RECORDS FOR THE TASK:
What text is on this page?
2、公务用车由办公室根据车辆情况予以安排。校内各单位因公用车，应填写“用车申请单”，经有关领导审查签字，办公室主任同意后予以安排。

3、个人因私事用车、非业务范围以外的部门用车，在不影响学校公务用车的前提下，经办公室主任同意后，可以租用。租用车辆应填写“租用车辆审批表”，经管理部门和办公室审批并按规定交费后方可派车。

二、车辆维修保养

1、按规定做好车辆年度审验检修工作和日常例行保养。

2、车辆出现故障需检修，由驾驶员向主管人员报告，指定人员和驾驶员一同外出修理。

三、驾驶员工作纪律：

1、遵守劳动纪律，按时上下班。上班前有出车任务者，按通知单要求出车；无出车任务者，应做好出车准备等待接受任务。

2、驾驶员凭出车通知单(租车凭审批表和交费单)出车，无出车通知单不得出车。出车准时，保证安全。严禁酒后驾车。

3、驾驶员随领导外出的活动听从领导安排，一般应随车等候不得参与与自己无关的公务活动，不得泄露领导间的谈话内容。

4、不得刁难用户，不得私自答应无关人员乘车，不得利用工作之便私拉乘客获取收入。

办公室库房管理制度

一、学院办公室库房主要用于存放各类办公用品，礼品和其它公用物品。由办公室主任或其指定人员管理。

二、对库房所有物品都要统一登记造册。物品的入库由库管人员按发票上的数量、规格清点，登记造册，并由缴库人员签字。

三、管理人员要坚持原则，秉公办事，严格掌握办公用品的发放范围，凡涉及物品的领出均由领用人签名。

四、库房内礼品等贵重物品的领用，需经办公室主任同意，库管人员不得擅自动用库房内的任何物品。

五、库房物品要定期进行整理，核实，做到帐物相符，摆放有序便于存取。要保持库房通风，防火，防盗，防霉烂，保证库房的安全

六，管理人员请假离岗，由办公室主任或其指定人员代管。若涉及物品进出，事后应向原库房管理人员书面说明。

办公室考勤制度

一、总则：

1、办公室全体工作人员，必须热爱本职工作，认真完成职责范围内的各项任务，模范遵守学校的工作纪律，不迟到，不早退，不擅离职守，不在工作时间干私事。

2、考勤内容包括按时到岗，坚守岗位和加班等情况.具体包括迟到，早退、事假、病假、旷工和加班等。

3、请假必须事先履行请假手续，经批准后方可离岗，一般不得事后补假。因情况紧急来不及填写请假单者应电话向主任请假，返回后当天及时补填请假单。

TASK TO CARRY OUT: All of the data shown above must be copied exactly.

ANSWER TO THE PROBLEM:
What text is on this page?
2、公务用车由办公室根据车辆情况予以安排。校内各单位因公用车，应填写“用车申请单”，经有关领导审查签字，办公室主任同意后予以安排。

3、个人因私事用车、非业务范围以外的部门用车，在不影响学校公务用车的前提下，经办公室主任同意后，可以租用。租用车辆应填写“租用车辆审批表”，经管理部门和办公室审批并按规定交费后方可派车。

二、车辆维修保养

1、按规定做好车辆年度审验检修工作和日常例行保养。

2、车辆出现故障需检修，由驾驶员向主管人员报告，指定人员和驾驶员一同外出修理。

三、驾驶员工作纪律：

1、遵守劳动纪律，按时上下班。上班前有出车任务者，按通知单要求出车；无出车任务者，应做好出车准备等待接受任务。

2、驾驶员凭出车通知单(租车凭审批表和交费单)出车，无出车通知单不得出车。出车准时，保证安全。严禁酒后驾车。

3、驾驶员随领导外出的活动听从领导安排，一般应随车等候不得参与与自己无关的公务活动，不得泄露领导间的谈话内容。

4、不得刁难用户，不得私自答应无关人员乘车，不得利用工作之便私拉乘客获取收入。

办公室库房管理制度

一、学院办公室库房主要用于存放各类办公用品，礼品和其它公用物品。由办公室主任或其指定人员管理。

二、对库房所有物品都要统一登记造册。物品的入库由库管人员按发票上的数量、规格清点，登记造册，并由缴库人员签字。

三、管理人员要坚持原则，秉公办事，严格掌握办公用品的发放范围，凡涉及物品的领出均由领用人签名。

四、库房内礼品等贵重物品的领用，需经办公室主任同意，库管人员不得擅自动用库房内的任何物品。

五、库房物品要定期进行整理，核实，做到帐物相符，摆放有序便于存取。要保持库房通风，防火，防盗，防霉烂，保证库房的安全

六，管理人员请假离岗，由办公室主任或其指定人员代管。若涉及物品进出，事后应向原库房管理人员书面说明。

办公室考勤制度

一、总则：

1、办公室全体工作人员，必须热爱本职工作，认真完成职责范围内的各项任务，模范遵守学校的工作纪律，不迟到，不早退，不擅离职守，不在工作时间干私事。

2、考勤内容包括按时到岗，坚守岗位和加班等情况.具体包括迟到，早退、事假、病假、旷工和加班等。

3、请假必须事先履行请假手续，经批准后方可离岗，一般不得事后补假。因情况紧急来不及填写请假单者应电话向主任请假，返回后当天及时补填请假单。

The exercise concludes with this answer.